Lines containing the string "structure" are to be collected in full.
─── ENTRIES
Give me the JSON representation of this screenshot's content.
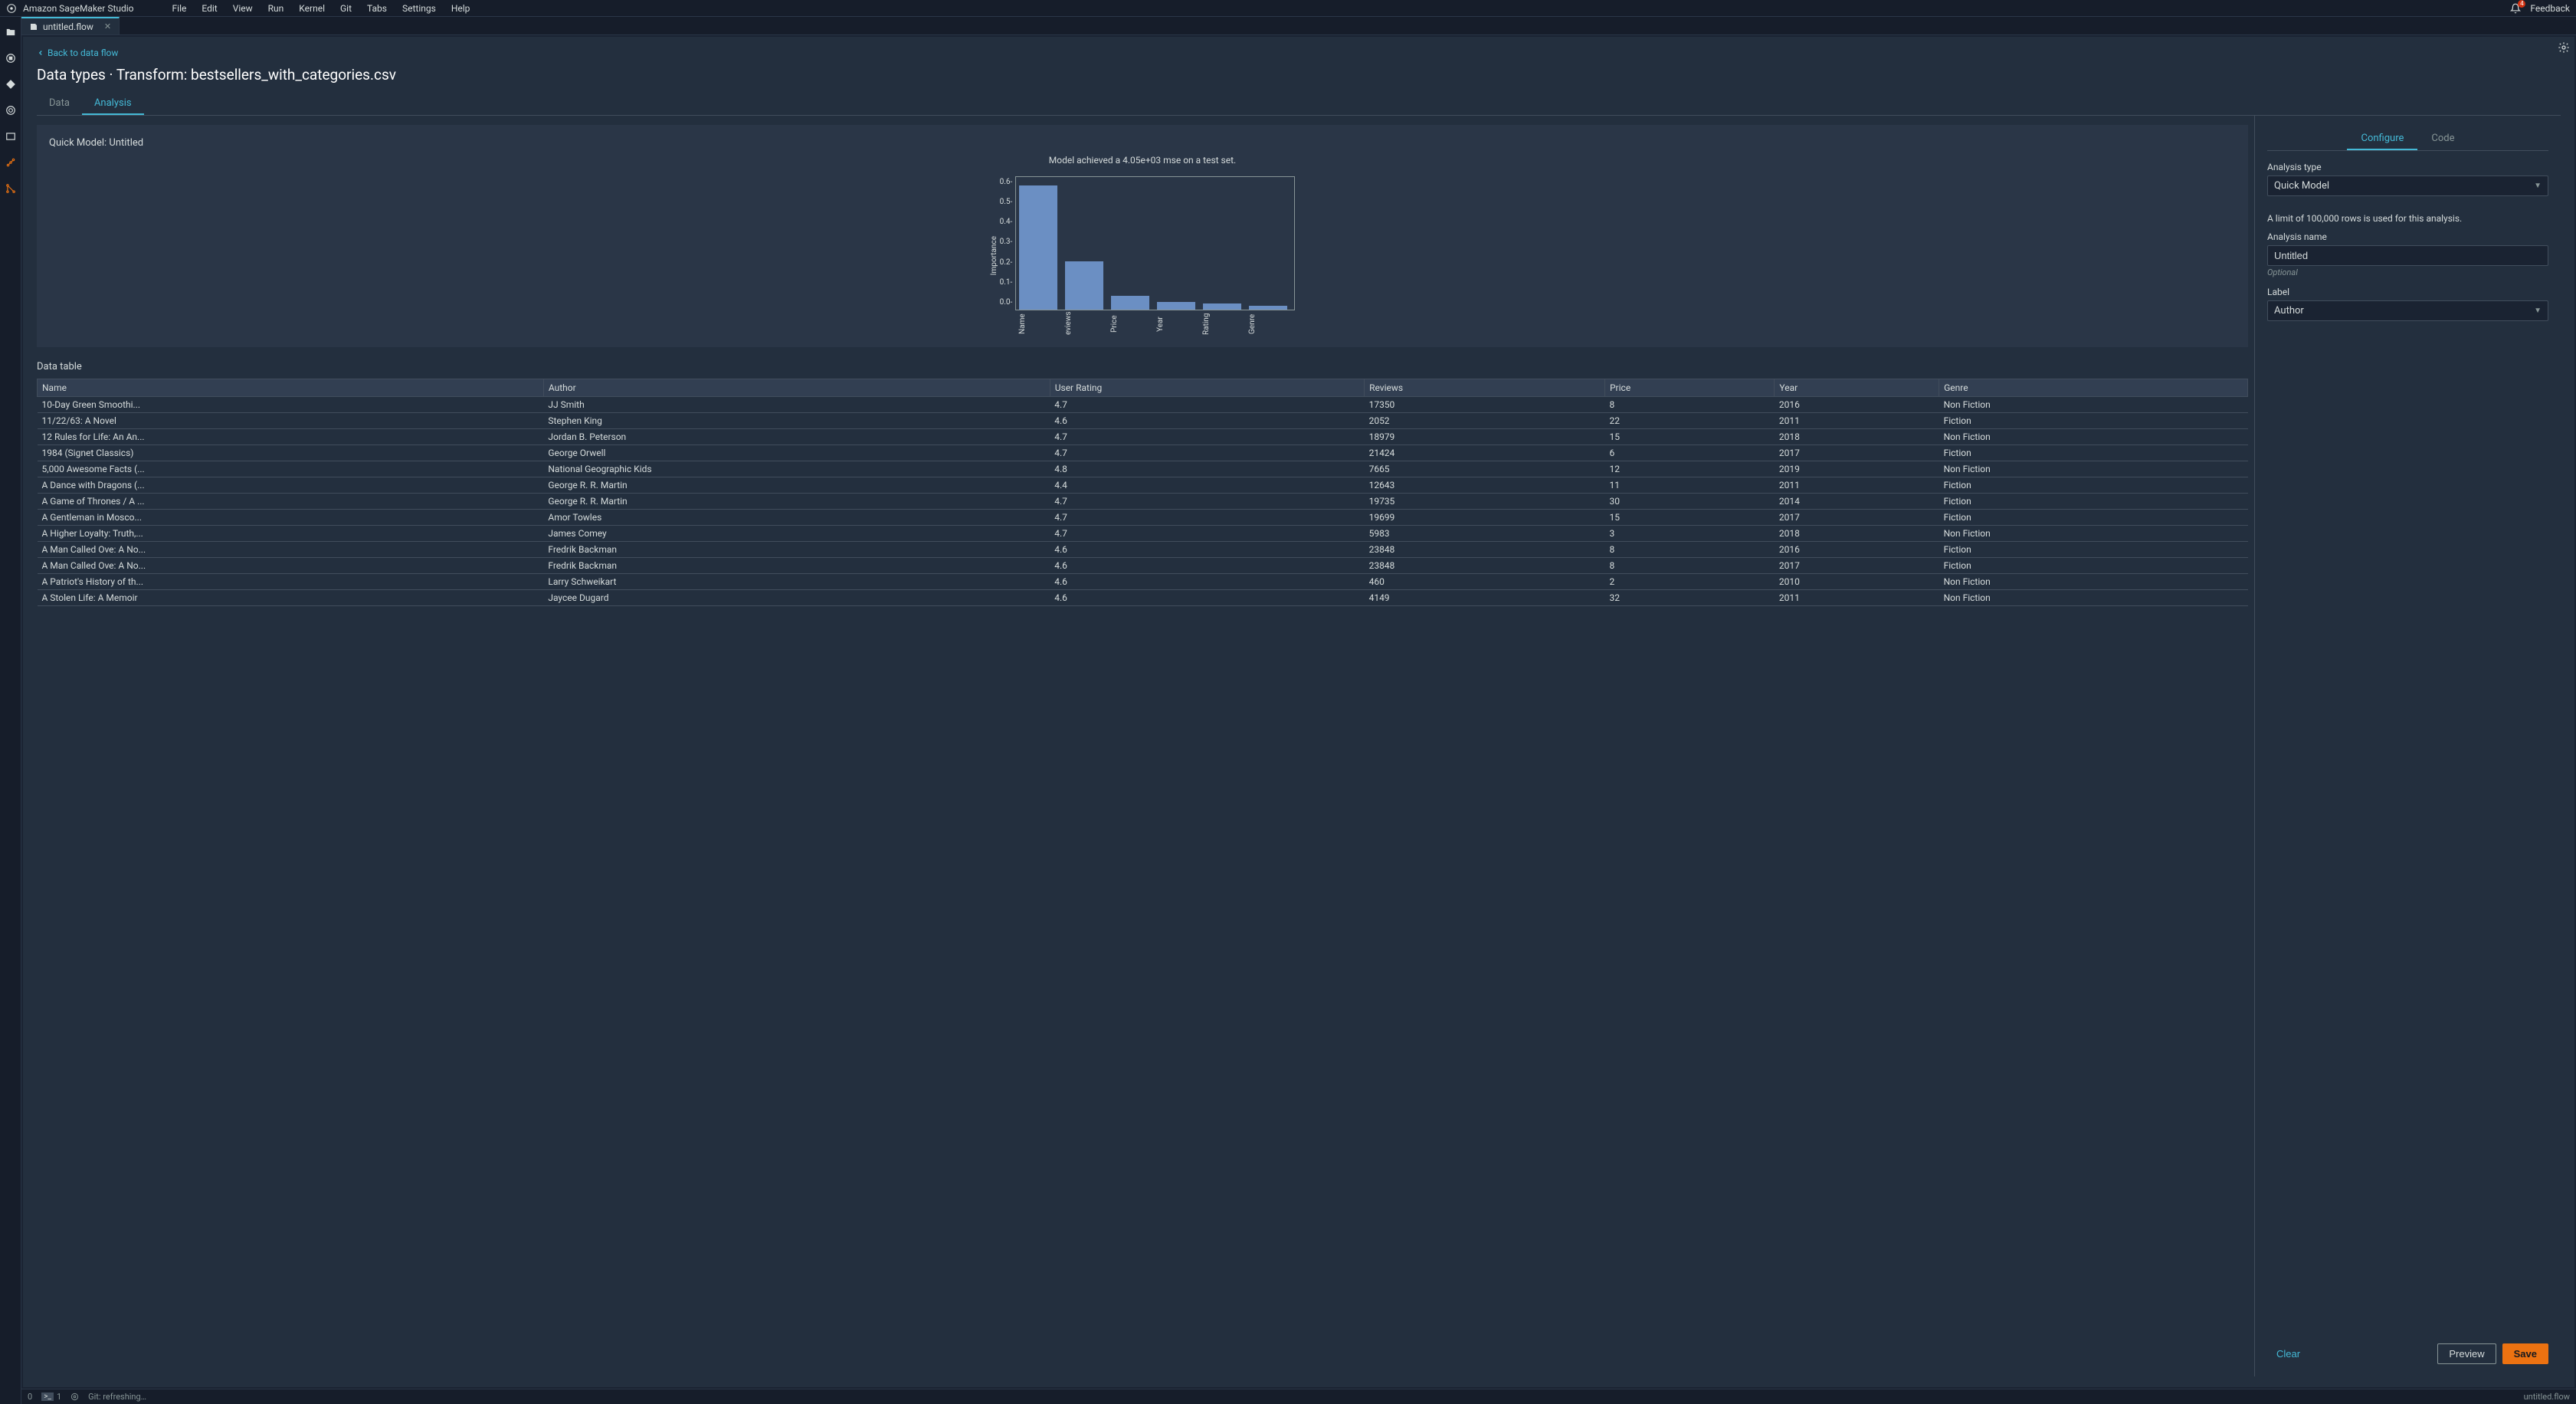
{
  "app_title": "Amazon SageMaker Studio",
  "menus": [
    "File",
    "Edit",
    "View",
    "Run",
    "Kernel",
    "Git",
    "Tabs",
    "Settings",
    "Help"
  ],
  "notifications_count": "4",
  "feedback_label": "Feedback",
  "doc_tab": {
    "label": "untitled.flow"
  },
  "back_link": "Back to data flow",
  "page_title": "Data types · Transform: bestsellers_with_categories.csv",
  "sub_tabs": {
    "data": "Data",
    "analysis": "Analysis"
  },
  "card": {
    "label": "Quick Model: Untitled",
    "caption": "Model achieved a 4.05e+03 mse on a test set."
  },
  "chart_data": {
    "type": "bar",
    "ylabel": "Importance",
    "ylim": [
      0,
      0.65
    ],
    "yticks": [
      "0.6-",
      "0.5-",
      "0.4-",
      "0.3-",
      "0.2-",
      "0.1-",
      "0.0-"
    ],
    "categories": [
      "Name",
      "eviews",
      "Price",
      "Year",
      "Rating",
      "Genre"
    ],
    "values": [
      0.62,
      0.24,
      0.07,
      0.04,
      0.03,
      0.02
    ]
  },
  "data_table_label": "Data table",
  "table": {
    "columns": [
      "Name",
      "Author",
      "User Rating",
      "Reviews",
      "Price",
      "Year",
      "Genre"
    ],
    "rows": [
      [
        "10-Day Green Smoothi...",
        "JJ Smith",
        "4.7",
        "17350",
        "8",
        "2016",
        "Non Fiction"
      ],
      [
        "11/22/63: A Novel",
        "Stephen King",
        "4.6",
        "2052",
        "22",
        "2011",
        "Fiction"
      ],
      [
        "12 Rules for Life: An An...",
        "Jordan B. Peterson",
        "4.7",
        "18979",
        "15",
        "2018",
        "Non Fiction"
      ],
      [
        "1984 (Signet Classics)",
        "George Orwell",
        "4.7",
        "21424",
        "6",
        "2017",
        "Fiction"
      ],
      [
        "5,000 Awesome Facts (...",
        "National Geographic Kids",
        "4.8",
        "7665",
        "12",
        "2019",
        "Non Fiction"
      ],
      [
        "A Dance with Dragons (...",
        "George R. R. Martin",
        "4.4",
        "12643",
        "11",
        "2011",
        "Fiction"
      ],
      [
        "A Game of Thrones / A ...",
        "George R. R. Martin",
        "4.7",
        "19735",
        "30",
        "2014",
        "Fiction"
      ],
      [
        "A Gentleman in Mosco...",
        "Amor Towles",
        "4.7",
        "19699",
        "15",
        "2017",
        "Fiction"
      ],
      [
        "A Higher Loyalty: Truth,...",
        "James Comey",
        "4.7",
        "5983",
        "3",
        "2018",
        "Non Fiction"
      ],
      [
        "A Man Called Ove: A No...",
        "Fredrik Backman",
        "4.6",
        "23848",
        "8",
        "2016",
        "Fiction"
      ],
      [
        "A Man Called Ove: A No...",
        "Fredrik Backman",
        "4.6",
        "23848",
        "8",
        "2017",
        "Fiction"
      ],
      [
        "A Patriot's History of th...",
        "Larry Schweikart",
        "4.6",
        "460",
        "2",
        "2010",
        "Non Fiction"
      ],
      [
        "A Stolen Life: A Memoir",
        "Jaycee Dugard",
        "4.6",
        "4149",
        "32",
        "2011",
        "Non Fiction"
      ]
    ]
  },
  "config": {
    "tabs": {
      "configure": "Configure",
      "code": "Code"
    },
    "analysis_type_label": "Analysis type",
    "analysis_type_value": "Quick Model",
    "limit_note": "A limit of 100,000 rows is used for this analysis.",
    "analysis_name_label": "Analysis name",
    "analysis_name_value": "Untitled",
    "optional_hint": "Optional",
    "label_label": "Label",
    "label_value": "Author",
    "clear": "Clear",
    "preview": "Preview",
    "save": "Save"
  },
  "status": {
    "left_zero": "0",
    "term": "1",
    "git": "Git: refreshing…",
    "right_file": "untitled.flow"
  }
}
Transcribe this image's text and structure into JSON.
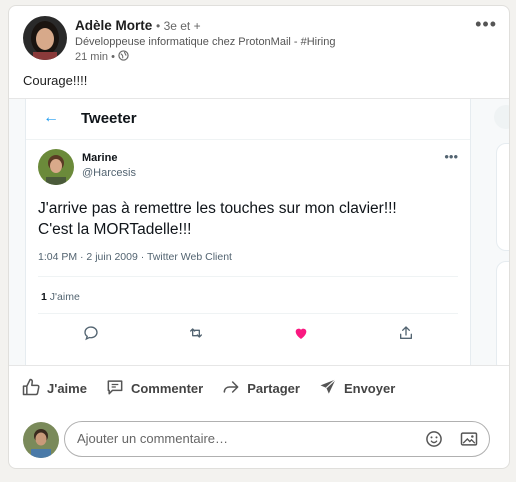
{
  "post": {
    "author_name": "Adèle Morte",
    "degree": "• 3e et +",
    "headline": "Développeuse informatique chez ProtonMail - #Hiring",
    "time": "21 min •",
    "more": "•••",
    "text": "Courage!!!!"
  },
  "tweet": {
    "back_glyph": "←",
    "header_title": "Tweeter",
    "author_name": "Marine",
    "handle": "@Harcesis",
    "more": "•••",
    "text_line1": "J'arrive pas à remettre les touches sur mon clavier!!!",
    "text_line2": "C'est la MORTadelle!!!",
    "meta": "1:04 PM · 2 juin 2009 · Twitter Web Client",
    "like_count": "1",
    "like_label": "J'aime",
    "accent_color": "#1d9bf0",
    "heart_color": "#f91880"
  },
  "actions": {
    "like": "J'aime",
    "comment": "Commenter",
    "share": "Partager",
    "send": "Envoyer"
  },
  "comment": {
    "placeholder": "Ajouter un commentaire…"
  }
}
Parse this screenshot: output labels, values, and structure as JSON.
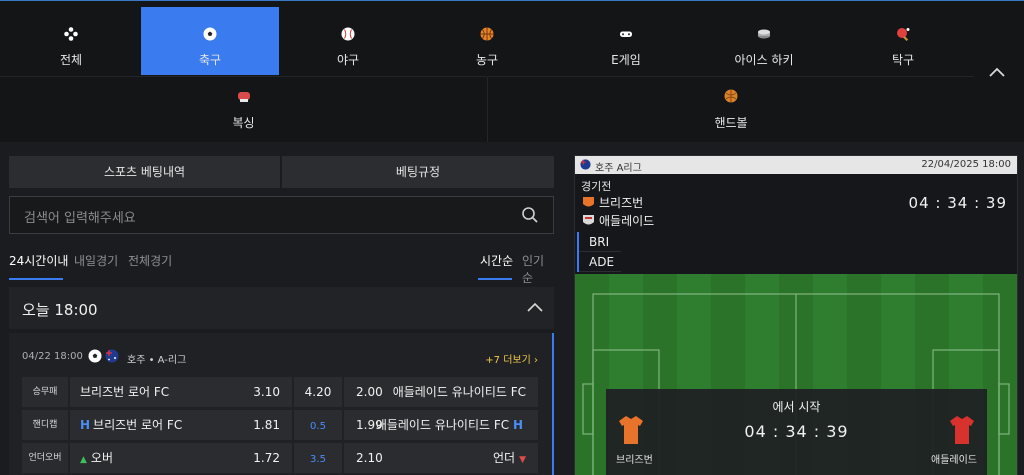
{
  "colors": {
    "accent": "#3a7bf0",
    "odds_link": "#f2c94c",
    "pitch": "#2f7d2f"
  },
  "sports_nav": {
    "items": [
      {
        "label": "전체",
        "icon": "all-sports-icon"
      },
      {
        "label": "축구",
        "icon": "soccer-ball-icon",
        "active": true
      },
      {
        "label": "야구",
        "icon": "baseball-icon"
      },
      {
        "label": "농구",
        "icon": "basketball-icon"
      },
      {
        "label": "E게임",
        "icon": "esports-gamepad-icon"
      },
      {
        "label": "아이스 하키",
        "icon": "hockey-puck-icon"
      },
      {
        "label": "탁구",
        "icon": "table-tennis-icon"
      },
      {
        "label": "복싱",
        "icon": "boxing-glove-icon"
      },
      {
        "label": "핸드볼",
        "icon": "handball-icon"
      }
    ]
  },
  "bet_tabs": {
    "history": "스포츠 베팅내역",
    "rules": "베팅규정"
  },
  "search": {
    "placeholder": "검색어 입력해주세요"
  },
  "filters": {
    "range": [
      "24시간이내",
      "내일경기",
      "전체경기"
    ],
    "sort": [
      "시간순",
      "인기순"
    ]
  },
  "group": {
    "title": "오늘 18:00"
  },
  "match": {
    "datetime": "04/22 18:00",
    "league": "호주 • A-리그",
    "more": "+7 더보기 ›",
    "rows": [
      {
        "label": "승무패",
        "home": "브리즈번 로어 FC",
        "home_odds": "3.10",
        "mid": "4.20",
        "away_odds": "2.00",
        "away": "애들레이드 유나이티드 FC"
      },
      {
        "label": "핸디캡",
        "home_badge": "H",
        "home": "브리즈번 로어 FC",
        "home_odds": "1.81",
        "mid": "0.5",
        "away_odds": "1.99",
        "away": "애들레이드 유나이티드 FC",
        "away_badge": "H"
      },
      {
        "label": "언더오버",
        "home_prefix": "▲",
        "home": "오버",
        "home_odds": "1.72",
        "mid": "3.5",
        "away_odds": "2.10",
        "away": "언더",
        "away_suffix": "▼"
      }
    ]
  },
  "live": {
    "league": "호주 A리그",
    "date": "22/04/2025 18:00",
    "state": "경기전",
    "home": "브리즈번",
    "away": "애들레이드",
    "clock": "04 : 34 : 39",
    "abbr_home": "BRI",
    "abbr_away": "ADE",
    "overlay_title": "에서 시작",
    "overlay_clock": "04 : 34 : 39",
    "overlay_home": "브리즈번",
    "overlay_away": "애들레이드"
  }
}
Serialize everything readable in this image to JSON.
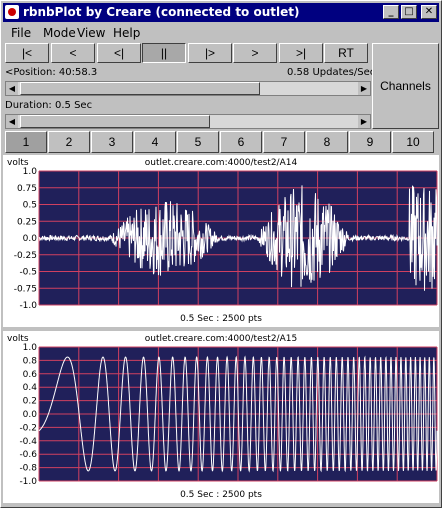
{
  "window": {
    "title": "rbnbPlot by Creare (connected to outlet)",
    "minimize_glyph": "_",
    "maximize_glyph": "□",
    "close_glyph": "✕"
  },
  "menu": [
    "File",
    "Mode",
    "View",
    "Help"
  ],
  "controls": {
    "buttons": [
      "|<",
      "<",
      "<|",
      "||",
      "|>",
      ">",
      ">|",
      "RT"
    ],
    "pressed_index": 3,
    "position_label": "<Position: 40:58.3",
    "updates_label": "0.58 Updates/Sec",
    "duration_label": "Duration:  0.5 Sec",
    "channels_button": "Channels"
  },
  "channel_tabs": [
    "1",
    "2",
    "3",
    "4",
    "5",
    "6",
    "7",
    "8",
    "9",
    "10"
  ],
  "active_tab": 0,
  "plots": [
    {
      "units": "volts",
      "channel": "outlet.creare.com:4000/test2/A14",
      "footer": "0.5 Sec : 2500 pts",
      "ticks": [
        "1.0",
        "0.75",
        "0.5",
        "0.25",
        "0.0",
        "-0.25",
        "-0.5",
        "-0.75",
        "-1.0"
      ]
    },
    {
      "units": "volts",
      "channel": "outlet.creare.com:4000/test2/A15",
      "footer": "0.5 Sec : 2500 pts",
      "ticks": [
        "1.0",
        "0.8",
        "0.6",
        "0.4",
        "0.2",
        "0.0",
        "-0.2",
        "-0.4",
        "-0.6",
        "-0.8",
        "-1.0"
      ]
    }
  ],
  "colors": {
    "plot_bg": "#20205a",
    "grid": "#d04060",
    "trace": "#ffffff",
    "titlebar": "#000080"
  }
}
──────
◆ **FINISHED ANSWER**
Transcribe this image's text and structure into JSON.
Parse this screenshot: output labels, values, and structure as JSON.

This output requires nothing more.